TASK DIRECTIONS: Reproduce each record exactly.

Dataset items:
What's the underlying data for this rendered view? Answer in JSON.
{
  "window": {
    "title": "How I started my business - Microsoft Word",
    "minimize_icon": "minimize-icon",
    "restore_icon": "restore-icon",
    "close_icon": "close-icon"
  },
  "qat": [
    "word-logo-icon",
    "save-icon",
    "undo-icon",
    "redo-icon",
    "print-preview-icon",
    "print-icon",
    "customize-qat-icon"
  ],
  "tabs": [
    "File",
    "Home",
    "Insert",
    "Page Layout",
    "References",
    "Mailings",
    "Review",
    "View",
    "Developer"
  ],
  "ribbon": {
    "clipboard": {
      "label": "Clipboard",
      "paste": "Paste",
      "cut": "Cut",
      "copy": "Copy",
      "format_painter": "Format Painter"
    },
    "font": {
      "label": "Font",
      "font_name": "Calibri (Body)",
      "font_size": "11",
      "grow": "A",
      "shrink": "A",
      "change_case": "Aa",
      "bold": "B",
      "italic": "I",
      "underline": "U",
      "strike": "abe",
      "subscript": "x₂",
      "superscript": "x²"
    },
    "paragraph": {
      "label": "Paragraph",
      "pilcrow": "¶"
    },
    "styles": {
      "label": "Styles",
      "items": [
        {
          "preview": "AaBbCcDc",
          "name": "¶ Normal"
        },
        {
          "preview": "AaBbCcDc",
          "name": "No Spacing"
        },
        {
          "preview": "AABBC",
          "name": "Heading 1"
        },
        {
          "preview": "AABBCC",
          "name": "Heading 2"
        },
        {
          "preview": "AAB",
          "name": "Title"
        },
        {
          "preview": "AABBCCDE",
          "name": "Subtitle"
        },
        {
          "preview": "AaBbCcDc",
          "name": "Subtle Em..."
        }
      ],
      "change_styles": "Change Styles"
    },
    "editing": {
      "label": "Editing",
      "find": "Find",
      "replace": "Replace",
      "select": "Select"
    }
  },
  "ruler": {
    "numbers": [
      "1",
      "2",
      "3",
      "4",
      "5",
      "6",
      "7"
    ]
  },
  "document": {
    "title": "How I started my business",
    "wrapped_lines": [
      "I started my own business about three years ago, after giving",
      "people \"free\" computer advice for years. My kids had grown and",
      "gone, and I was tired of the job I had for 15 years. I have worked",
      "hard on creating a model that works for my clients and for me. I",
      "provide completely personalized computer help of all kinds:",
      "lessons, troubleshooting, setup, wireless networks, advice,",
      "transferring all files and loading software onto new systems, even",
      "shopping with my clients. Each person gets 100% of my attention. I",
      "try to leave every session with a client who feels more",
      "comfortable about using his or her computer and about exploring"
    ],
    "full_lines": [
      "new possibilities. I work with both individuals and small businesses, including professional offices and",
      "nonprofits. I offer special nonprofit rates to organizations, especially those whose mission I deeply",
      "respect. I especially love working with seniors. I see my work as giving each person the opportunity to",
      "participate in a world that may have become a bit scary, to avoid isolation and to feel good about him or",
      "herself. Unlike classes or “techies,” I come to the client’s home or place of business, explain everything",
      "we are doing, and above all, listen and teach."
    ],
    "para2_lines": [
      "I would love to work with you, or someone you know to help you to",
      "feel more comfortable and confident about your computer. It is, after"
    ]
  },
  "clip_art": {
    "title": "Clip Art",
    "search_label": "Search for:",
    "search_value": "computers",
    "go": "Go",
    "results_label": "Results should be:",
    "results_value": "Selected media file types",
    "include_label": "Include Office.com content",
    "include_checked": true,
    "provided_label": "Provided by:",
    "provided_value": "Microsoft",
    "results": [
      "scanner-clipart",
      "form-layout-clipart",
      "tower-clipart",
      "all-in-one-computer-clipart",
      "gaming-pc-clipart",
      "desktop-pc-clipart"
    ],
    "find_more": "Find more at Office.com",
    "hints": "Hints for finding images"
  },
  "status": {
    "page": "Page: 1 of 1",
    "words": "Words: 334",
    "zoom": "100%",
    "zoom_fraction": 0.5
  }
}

FULL OUTPUT:
What's the underlying data for this rendered view? Answer in JSON.
{
  "window": {
    "title": "How I started my business - Microsoft Word",
    "minimize_icon": "minimize-icon",
    "restore_icon": "restore-icon",
    "close_icon": "close-icon"
  },
  "qat": [
    "word-logo-icon",
    "save-icon",
    "undo-icon",
    "redo-icon",
    "print-preview-icon",
    "print-icon",
    "customize-qat-icon"
  ],
  "tabs": [
    "File",
    "Home",
    "Insert",
    "Page Layout",
    "References",
    "Mailings",
    "Review",
    "View",
    "Developer"
  ],
  "ribbon": {
    "clipboard": {
      "label": "Clipboard",
      "paste": "Paste",
      "cut": "Cut",
      "copy": "Copy",
      "format_painter": "Format Painter"
    },
    "font": {
      "label": "Font",
      "font_name": "Calibri (Body)",
      "font_size": "11",
      "grow": "A",
      "shrink": "A",
      "change_case": "Aa",
      "bold": "B",
      "italic": "I",
      "underline": "U",
      "strike": "abe",
      "subscript": "x₂",
      "superscript": "x²"
    },
    "paragraph": {
      "label": "Paragraph",
      "pilcrow": "¶"
    },
    "styles": {
      "label": "Styles",
      "items": [
        {
          "preview": "AaBbCcDc",
          "name": "¶ Normal"
        },
        {
          "preview": "AaBbCcDc",
          "name": "No Spacing"
        },
        {
          "preview": "AABBC",
          "name": "Heading 1"
        },
        {
          "preview": "AABBCC",
          "name": "Heading 2"
        },
        {
          "preview": "AAB",
          "name": "Title"
        },
        {
          "preview": "AABBCCDE",
          "name": "Subtitle"
        },
        {
          "preview": "AaBbCcDc",
          "name": "Subtle Em..."
        }
      ],
      "change_styles": "Change Styles"
    },
    "editing": {
      "label": "Editing",
      "find": "Find",
      "replace": "Replace",
      "select": "Select"
    }
  },
  "ruler": {
    "numbers": [
      "1",
      "2",
      "3",
      "4",
      "5",
      "6",
      "7"
    ]
  },
  "document": {
    "title": "How I started my business",
    "wrapped_lines": [
      "I started my own business about three years ago, after giving",
      "people \"free\" computer advice for years. My kids had grown and",
      "gone, and I was tired of the job I had for 15 years. I have worked",
      "hard on creating a model that works for my clients and for me. I",
      "provide completely personalized computer help of all kinds:",
      "lessons, troubleshooting, setup, wireless networks, advice,",
      "transferring all files and loading software onto new systems, even",
      "shopping with my clients. Each person gets 100% of my attention. I",
      "try to leave every session with a client who feels more",
      "comfortable about using his or her computer and about exploring"
    ],
    "full_lines": [
      "new possibilities. I work with both individuals and small businesses, including professional offices and",
      "nonprofits. I offer special nonprofit rates to organizations, especially those whose mission I deeply",
      "respect. I especially love working with seniors. I see my work as giving each person the opportunity to",
      "participate in a world that may have become a bit scary, to avoid isolation and to feel good about him or",
      "herself. Unlike classes or “techies,” I come to the client’s home or place of business, explain everything",
      "we are doing, and above all, listen and teach."
    ],
    "para2_lines": [
      "I would love to work with you, or someone you know to help you to",
      "feel more comfortable and confident about your computer. It is, after"
    ]
  },
  "clip_art": {
    "title": "Clip Art",
    "search_label": "Search for:",
    "search_value": "computers",
    "go": "Go",
    "results_label": "Results should be:",
    "results_value": "Selected media file types",
    "include_label": "Include Office.com content",
    "include_checked": true,
    "provided_label": "Provided by:",
    "provided_value": "Microsoft",
    "results": [
      "scanner-clipart",
      "form-layout-clipart",
      "tower-clipart",
      "all-in-one-computer-clipart",
      "gaming-pc-clipart",
      "desktop-pc-clipart"
    ],
    "find_more": "Find more at Office.com",
    "hints": "Hints for finding images"
  },
  "status": {
    "page": "Page: 1 of 1",
    "words": "Words: 334",
    "zoom": "100%",
    "zoom_fraction": 0.5
  }
}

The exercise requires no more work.